### What to produce
Which lines below hold the word "Алкогольные"? Report each one.

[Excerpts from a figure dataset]

- - - -

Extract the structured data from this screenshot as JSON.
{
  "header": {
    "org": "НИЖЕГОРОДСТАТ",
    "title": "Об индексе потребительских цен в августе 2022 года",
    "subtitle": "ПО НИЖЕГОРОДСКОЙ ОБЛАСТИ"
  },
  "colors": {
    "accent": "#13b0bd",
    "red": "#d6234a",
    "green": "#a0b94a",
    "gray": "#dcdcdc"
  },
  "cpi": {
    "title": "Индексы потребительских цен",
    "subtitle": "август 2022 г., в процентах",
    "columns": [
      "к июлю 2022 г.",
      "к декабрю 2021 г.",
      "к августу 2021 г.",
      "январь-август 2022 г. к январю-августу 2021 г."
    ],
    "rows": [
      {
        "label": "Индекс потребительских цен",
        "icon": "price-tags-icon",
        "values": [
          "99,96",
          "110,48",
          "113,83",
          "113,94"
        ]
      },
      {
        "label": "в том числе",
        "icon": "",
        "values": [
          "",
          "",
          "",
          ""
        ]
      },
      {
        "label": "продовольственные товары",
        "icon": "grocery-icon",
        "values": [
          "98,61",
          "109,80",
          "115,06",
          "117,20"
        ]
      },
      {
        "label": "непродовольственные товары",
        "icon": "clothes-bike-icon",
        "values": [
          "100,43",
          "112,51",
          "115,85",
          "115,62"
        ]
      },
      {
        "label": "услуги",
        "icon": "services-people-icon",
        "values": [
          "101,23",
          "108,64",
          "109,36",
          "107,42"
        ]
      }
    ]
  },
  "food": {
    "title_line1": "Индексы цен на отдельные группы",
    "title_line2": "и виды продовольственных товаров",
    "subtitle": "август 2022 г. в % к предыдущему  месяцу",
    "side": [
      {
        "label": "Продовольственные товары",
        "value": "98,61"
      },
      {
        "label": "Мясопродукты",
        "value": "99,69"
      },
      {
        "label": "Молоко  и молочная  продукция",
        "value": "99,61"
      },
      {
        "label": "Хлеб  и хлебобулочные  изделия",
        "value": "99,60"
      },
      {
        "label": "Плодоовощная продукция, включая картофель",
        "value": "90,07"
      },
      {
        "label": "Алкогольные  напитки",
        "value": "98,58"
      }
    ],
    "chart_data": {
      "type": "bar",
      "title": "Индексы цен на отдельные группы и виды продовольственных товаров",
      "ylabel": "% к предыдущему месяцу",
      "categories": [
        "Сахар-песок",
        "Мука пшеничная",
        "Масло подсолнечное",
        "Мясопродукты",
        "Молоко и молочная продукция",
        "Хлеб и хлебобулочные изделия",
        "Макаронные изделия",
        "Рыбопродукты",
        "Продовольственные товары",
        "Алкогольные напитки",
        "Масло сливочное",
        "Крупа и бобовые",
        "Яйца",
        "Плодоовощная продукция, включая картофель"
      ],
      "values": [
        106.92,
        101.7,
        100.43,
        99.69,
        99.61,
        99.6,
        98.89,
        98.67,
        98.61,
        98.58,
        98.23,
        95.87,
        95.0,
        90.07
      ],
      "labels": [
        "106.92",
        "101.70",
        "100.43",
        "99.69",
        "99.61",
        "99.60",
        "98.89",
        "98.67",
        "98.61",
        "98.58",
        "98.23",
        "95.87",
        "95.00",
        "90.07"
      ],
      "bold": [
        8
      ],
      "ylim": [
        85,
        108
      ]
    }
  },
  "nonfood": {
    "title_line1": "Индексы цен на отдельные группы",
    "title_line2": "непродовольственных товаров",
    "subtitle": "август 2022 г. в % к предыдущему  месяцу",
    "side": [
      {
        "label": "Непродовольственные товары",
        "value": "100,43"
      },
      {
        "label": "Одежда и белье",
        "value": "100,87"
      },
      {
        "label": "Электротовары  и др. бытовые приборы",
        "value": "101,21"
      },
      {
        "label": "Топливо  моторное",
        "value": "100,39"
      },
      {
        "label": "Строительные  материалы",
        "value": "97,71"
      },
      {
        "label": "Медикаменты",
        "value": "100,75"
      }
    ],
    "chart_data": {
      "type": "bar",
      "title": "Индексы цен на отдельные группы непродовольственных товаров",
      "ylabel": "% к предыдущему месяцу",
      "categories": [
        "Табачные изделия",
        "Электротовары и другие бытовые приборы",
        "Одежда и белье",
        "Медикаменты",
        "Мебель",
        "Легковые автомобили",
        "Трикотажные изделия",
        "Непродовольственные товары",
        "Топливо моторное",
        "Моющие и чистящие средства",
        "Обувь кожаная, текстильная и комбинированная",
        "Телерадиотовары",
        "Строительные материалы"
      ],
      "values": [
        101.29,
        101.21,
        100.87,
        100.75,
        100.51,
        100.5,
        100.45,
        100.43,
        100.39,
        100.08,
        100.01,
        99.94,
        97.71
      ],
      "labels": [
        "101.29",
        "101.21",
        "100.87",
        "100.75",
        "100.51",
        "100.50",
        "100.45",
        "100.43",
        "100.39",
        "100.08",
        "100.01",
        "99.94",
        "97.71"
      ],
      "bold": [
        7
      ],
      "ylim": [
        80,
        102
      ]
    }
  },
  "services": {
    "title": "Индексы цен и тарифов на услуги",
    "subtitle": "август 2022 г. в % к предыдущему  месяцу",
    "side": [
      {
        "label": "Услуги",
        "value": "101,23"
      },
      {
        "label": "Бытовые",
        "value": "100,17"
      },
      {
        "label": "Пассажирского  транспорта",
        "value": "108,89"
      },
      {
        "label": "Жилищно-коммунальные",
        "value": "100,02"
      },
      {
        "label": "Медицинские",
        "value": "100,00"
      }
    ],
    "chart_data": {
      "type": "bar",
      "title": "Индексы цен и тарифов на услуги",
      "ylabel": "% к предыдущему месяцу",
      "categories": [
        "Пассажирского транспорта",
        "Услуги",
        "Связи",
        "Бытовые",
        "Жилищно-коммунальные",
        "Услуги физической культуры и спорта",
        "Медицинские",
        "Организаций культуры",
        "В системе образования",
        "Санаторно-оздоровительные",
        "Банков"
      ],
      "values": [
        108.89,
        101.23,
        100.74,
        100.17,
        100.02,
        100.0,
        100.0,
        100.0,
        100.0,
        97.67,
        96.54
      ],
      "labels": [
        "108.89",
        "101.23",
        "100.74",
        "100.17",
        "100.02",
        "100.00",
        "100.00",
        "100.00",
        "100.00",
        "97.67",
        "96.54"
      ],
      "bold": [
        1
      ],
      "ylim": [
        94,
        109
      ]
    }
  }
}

- - - -

### Exercise response
        "label": "Алкогольные  напитки",
        "Алкогольные напитки",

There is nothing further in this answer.